DESCRIPTION OF THE TASK – Collect from the data below each line with "structured".

▬▬▬▬▬▬▬▬▬▬

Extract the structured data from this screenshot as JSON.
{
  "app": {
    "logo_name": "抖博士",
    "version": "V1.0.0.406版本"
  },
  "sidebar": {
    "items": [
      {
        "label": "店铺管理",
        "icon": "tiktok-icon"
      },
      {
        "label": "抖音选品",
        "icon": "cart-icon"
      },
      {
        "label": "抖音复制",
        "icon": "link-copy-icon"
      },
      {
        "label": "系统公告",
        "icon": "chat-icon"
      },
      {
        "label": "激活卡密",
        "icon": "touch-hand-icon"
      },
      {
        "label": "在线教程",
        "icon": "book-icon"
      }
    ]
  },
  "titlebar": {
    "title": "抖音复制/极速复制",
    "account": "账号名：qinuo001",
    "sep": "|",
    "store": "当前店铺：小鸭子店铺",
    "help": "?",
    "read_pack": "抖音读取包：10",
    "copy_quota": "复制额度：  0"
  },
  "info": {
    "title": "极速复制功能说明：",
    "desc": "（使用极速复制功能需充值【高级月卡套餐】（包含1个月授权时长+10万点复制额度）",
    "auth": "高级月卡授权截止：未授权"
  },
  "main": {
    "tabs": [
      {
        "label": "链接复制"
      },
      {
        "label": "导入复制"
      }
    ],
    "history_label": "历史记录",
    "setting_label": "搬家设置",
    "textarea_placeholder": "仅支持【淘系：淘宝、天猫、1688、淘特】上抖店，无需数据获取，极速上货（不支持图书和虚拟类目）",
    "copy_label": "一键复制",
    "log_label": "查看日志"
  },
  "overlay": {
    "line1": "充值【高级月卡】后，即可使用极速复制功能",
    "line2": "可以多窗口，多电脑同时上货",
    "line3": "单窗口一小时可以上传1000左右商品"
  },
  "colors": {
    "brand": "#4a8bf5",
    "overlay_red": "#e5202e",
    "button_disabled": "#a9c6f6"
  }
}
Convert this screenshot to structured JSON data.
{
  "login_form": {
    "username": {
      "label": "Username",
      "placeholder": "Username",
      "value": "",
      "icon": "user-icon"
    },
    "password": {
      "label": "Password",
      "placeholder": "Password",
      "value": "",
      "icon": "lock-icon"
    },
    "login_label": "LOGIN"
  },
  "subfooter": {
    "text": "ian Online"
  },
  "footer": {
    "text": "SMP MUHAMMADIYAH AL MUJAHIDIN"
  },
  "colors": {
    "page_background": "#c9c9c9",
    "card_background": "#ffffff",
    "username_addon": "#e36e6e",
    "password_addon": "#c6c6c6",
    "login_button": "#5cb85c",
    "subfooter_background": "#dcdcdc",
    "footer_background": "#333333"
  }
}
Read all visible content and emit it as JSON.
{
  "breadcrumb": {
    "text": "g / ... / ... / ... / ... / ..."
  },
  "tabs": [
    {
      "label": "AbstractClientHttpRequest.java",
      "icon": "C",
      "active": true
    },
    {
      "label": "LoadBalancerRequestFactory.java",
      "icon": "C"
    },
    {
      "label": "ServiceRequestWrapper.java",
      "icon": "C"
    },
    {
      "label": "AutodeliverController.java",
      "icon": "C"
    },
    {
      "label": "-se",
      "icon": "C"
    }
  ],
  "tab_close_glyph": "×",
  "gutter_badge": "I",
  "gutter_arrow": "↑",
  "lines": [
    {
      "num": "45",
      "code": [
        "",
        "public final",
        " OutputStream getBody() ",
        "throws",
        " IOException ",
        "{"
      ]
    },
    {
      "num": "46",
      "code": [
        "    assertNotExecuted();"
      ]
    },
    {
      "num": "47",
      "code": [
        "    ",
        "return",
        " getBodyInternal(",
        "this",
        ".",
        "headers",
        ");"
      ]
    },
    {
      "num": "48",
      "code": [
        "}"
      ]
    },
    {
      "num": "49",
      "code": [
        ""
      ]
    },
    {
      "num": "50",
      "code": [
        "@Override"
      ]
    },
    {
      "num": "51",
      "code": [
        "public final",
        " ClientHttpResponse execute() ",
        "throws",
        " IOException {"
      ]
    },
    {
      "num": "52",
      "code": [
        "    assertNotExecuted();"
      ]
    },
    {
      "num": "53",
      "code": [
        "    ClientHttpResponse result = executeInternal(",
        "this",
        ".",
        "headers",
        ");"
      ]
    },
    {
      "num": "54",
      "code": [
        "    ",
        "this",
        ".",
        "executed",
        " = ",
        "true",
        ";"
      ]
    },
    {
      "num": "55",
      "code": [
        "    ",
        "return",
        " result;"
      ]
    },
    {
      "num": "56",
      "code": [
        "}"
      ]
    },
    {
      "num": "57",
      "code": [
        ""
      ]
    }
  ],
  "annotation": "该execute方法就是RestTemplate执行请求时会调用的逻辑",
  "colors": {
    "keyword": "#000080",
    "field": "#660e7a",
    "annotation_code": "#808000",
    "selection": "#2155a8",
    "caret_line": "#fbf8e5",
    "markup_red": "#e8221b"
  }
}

▬▬▬▬▬▬▬▬▬▬

WRITTEN SOLUTION –
Extract the structured data from this screenshot as JSON.
Convert this screenshot to structured JSON data.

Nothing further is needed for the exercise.